WRITTEN TASKS -
1 > Using the lightweight concrete passage, explain in one to three sentences why absorption or raw material type alone would not be an effective criterion for selecting lightweight aggregate.
2 > Please list each property the lightweight concrete passage uses to compare the aggregates or mixtures, naming each property once.
3 > Answer these questions from the lightweight concrete passage:
(a) In the Byard and Schindler data, which aggregate gave the lowest splitting tensile strength of the three mixtures?
(b) What application did Greene and Graybeal (2013) study lightweight concrete for?
(c) What absorption did Greene and Graybeal report for the slate?
>> start SUPPLIED TEXT
Table 1 – Properties of Lightweight Aggregate and Sand Lightweight Concrete Compared to Conventional Aggregate and Concrete (Byard and Schindler 2010)

From the data in the table, it is clear that the shale and clay lightweight aggregate have absorptions that are markedly higher than the lightweight aggregate made from slate. Those who believe Myth #1 would think that this would indicate that the materials with higher absorption would have reduced properties compared to the slate. However, data in the table do not support this assertion. The 28-day compressive and splitting tensile strength data for the shale and clay aggregates are not significantly different from the strengths of the slate aggregate; in fact, the splitting tensile strength for the slate aggregate is the lowest of the three mixtures. The thermal characteristics of the lightweight concrete from the three sources are also very similar. This data, therefore, supports the notion that for these mixtures, the lightweight concrete has fairly similar performance characteristics between the different types of raw materials and absorptions so the use of the absorption or raw material type alone would not be an effective criteria for selection of the aggregate for a project.

Lightweight concrete mixtures using lightweight aggregate from three sources (2 shales and a slate) were also tested by Greene and Graybeal (2013) to study the performance of lightweight concrete for prestressed concrete bridge girders. Test results on material properties for these mixtures indicate that the absorptions of the shales were 14.5% and 10.3% compared to 9.0% for the slate. Therefore, the difference in absorption for these lightweight aggregate sources was not as significant as in the Byard and Schindler study. While a statistical analysis of the data was not performed, test results for the mixtures using the shale lightweight aggregates did not appear to have significantly different compressive and tensile strengths and modulus of elasticity values compared to the mixture using slate lightweight aggregate.
>> end SUPPLIED TEXT
>> start DATA ROWS
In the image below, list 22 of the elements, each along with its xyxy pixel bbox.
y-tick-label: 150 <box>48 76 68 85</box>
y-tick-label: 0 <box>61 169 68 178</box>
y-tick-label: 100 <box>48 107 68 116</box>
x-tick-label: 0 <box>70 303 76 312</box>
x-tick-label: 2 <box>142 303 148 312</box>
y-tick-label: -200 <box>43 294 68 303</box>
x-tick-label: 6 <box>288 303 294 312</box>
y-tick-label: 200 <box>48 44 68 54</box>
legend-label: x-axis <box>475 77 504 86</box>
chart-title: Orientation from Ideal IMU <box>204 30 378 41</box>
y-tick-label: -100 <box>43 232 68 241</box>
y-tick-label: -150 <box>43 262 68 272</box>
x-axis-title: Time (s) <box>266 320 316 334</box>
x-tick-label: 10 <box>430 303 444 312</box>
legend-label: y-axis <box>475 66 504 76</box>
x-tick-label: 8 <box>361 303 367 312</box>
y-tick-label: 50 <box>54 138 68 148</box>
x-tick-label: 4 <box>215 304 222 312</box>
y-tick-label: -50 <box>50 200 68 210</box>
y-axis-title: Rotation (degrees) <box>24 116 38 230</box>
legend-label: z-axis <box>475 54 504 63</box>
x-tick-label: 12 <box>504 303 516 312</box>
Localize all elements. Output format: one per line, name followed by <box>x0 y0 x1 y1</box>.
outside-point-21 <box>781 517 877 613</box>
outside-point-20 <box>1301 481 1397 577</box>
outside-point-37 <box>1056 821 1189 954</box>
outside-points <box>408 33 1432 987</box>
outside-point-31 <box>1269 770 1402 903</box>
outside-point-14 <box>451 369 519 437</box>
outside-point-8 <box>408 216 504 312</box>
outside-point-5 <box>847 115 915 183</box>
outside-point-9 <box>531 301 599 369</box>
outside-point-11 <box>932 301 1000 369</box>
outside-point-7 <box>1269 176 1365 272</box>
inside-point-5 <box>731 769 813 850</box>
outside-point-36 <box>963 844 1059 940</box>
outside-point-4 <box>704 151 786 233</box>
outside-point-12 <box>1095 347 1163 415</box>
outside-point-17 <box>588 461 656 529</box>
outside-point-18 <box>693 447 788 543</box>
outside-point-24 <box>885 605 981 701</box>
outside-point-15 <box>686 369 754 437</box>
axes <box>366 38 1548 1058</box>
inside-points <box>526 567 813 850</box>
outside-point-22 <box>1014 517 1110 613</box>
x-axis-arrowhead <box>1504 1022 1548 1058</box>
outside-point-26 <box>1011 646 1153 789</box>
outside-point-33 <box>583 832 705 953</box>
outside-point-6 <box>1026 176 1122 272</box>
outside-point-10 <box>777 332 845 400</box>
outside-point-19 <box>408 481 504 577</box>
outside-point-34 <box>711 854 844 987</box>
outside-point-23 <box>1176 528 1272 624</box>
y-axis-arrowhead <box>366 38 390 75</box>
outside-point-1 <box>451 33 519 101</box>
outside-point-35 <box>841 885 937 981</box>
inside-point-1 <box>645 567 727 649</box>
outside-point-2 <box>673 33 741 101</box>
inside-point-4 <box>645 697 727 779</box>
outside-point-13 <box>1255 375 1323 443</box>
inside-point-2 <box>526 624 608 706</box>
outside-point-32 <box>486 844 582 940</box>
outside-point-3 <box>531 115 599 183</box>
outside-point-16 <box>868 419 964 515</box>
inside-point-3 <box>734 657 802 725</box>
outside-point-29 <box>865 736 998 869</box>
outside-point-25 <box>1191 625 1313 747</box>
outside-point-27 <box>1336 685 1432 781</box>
>> end DATA ROWS
SOLUTIONS PER TASK -
1 > The shale and clay aggregates had markedly higher absorptions than the slate. Yet their 28-day compressive and splitting tensile strengths were not significantly different from the slate's, and the thermal characteristics of all three were very similar. Lightweight concrete from the different raw materials and absorptions therefore performed fairly similarly.

2 >
- Absorption
- Compressive strength (28-day)
- Tensile strength (including splitting tensile strength)
- Thermal characteristics
- Modulus of elasticity

3 >
(a) The slate aggregate.
(b) Prestressed concrete bridge girders.
(c) 9.0%.